| The task |
Repeat, exactly and in full, the lines of the listing below, but without any pictures.

******

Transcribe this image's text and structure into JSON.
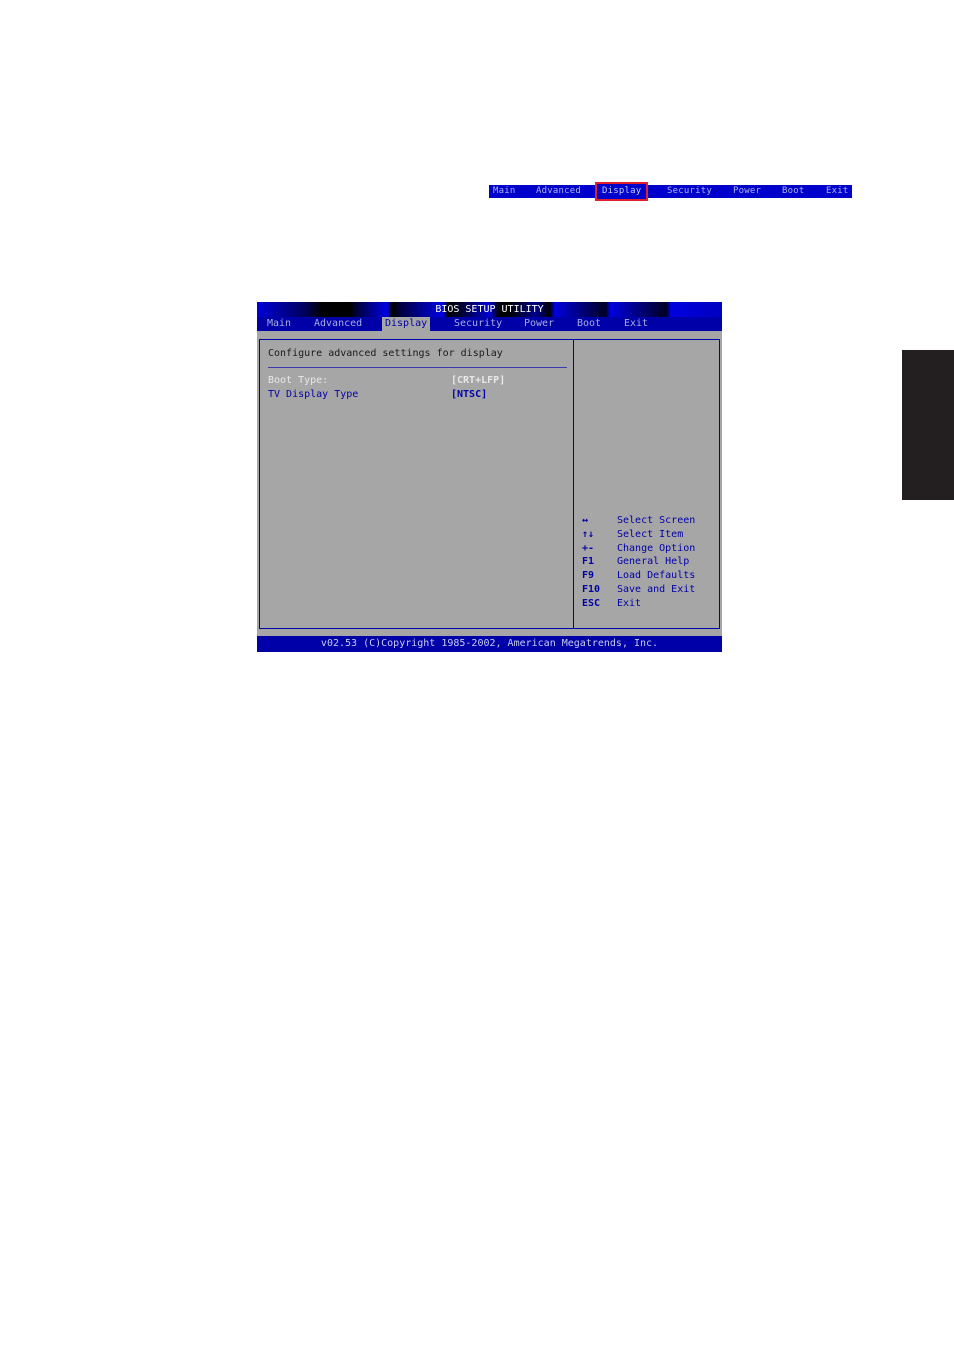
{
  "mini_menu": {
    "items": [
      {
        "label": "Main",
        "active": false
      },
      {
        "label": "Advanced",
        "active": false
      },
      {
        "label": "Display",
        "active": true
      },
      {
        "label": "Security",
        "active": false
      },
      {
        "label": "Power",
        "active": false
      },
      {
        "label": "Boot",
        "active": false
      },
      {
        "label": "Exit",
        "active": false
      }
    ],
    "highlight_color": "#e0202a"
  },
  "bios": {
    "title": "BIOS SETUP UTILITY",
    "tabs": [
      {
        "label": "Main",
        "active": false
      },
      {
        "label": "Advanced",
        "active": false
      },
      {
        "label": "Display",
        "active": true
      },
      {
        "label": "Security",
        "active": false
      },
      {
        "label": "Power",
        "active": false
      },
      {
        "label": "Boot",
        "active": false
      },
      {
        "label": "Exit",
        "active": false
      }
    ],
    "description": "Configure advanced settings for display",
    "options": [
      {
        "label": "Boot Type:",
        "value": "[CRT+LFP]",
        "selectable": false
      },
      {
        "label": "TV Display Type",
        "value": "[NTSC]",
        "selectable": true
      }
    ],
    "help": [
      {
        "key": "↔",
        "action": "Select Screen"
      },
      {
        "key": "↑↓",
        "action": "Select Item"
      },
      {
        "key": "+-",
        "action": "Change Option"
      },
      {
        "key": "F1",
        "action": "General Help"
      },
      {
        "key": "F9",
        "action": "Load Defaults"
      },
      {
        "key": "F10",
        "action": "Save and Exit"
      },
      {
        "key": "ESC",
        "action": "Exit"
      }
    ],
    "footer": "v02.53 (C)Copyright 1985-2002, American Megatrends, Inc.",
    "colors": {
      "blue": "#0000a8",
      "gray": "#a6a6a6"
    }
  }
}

******

| Answer to this exercise |
Transcribe this image's text and structure into JSON.
{
  "mini_menu": {
    "items": [
      {
        "label": "Main",
        "active": false
      },
      {
        "label": "Advanced",
        "active": false
      },
      {
        "label": "Display",
        "active": true
      },
      {
        "label": "Security",
        "active": false
      },
      {
        "label": "Power",
        "active": false
      },
      {
        "label": "Boot",
        "active": false
      },
      {
        "label": "Exit",
        "active": false
      }
    ],
    "highlight_color": "#e0202a"
  },
  "bios": {
    "title": "BIOS SETUP UTILITY",
    "tabs": [
      {
        "label": "Main",
        "active": false
      },
      {
        "label": "Advanced",
        "active": false
      },
      {
        "label": "Display",
        "active": true
      },
      {
        "label": "Security",
        "active": false
      },
      {
        "label": "Power",
        "active": false
      },
      {
        "label": "Boot",
        "active": false
      },
      {
        "label": "Exit",
        "active": false
      }
    ],
    "description": "Configure advanced settings for display",
    "options": [
      {
        "label": "Boot Type:",
        "value": "[CRT+LFP]",
        "selectable": false
      },
      {
        "label": "TV Display Type",
        "value": "[NTSC]",
        "selectable": true
      }
    ],
    "help": [
      {
        "key": "↔",
        "action": "Select Screen"
      },
      {
        "key": "↑↓",
        "action": "Select Item"
      },
      {
        "key": "+-",
        "action": "Change Option"
      },
      {
        "key": "F1",
        "action": "General Help"
      },
      {
        "key": "F9",
        "action": "Load Defaults"
      },
      {
        "key": "F10",
        "action": "Save and Exit"
      },
      {
        "key": "ESC",
        "action": "Exit"
      }
    ],
    "footer": "v02.53 (C)Copyright 1985-2002, American Megatrends, Inc.",
    "colors": {
      "blue": "#0000a8",
      "gray": "#a6a6a6"
    }
  }
}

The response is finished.